### Written request
Skip the pictures and extract all of the lines exactly as written.

***

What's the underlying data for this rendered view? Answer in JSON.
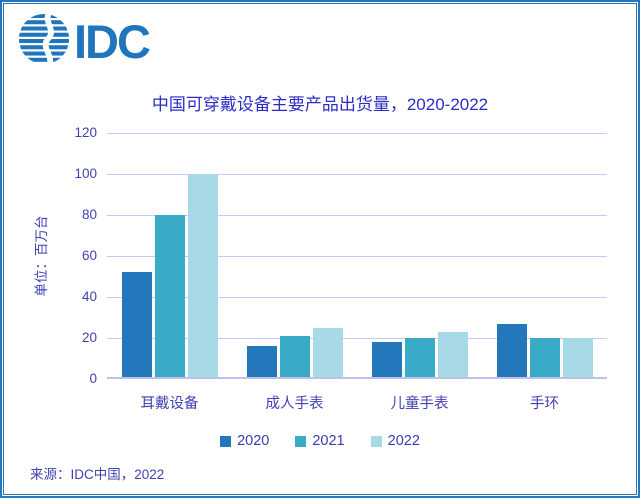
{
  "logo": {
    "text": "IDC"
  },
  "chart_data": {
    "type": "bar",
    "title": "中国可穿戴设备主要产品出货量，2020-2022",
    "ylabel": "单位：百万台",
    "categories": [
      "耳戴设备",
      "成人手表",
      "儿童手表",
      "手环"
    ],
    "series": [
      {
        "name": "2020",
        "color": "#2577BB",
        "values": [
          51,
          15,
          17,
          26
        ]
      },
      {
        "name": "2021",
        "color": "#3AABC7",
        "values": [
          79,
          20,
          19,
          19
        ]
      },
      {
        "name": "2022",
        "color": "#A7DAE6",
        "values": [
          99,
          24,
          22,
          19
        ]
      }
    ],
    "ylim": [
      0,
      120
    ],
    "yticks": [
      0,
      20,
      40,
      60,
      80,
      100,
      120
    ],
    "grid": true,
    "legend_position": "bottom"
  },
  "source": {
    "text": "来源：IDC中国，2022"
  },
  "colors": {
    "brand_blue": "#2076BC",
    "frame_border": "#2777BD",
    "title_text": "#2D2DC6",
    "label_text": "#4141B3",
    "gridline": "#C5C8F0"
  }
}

***

### Exercise output
What's the underlying data for this rendered view? Answer in JSON.
{
  "logo": {
    "text": "IDC"
  },
  "chart_data": {
    "type": "bar",
    "title": "中国可穿戴设备主要产品出货量，2020-2022",
    "ylabel": "单位：百万台",
    "categories": [
      "耳戴设备",
      "成人手表",
      "儿童手表",
      "手环"
    ],
    "series": [
      {
        "name": "2020",
        "color": "#2577BB",
        "values": [
          51,
          15,
          17,
          26
        ]
      },
      {
        "name": "2021",
        "color": "#3AABC7",
        "values": [
          79,
          20,
          19,
          19
        ]
      },
      {
        "name": "2022",
        "color": "#A7DAE6",
        "values": [
          99,
          24,
          22,
          19
        ]
      }
    ],
    "ylim": [
      0,
      120
    ],
    "yticks": [
      0,
      20,
      40,
      60,
      80,
      100,
      120
    ],
    "grid": true,
    "legend_position": "bottom"
  },
  "source": {
    "text": "来源：IDC中国，2022"
  },
  "colors": {
    "brand_blue": "#2076BC",
    "frame_border": "#2777BD",
    "title_text": "#2D2DC6",
    "label_text": "#4141B3",
    "gridline": "#C5C8F0"
  }
}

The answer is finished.